STATED TASK: Search the listing below for the string "detached" and copy every line where it occurs.

[begin THE INPUT]

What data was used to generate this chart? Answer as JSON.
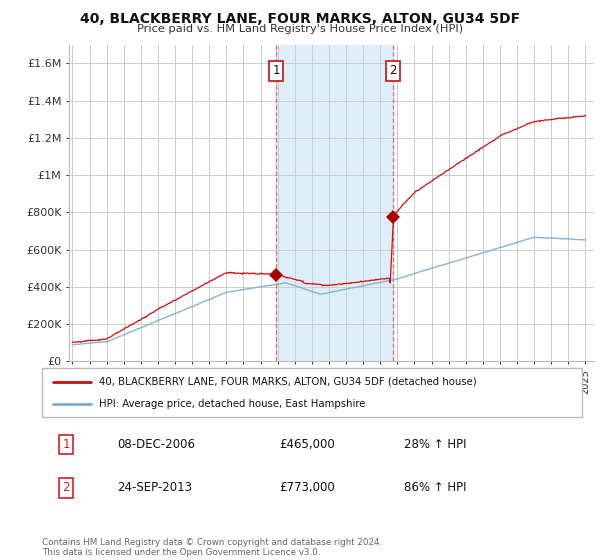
{
  "title": "40, BLACKBERRY LANE, FOUR MARKS, ALTON, GU34 5DF",
  "subtitle": "Price paid vs. HM Land Registry's House Price Index (HPI)",
  "ylabel_ticks": [
    "£0",
    "£200K",
    "£400K",
    "£600K",
    "£800K",
    "£1M",
    "£1.2M",
    "£1.4M",
    "£1.6M"
  ],
  "ytick_values": [
    0,
    200000,
    400000,
    600000,
    800000,
    1000000,
    1200000,
    1400000,
    1600000
  ],
  "ylim": [
    0,
    1700000
  ],
  "xlim_start": 1994.8,
  "xlim_end": 2025.5,
  "x_ticks": [
    1995,
    1996,
    1997,
    1998,
    1999,
    2000,
    2001,
    2002,
    2003,
    2004,
    2005,
    2006,
    2007,
    2008,
    2009,
    2010,
    2011,
    2012,
    2013,
    2014,
    2015,
    2016,
    2017,
    2018,
    2019,
    2020,
    2021,
    2022,
    2023,
    2024,
    2025
  ],
  "transaction1_x": 2006.92,
  "transaction1_y": 465000,
  "transaction1_label": "1",
  "transaction2_x": 2013.73,
  "transaction2_y": 773000,
  "transaction2_label": "2",
  "marker_color": "#aa0000",
  "hpi_color": "#7aadcc",
  "price_color": "#cc1111",
  "highlight_color": "#ddeef8",
  "highlight_x1": 2006.92,
  "highlight_x2": 2013.73,
  "legend_line1": "40, BLACKBERRY LANE, FOUR MARKS, ALTON, GU34 5DF (detached house)",
  "legend_line2": "HPI: Average price, detached house, East Hampshire",
  "table_row1": [
    "1",
    "08-DEC-2006",
    "£465,000",
    "28% ↑ HPI"
  ],
  "table_row2": [
    "2",
    "24-SEP-2013",
    "£773,000",
    "86% ↑ HPI"
  ],
  "footnote": "Contains HM Land Registry data © Crown copyright and database right 2024.\nThis data is licensed under the Open Government Licence v3.0.",
  "background_color": "#ffffff",
  "grid_color": "#cccccc"
}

[end THE INPUT]

TASK RESPONSE:
  "legend_line1": "40, BLACKBERRY LANE, FOUR MARKS, ALTON, GU34 5DF (detached house)",
  "legend_line2": "HPI: Average price, detached house, East Hampshire",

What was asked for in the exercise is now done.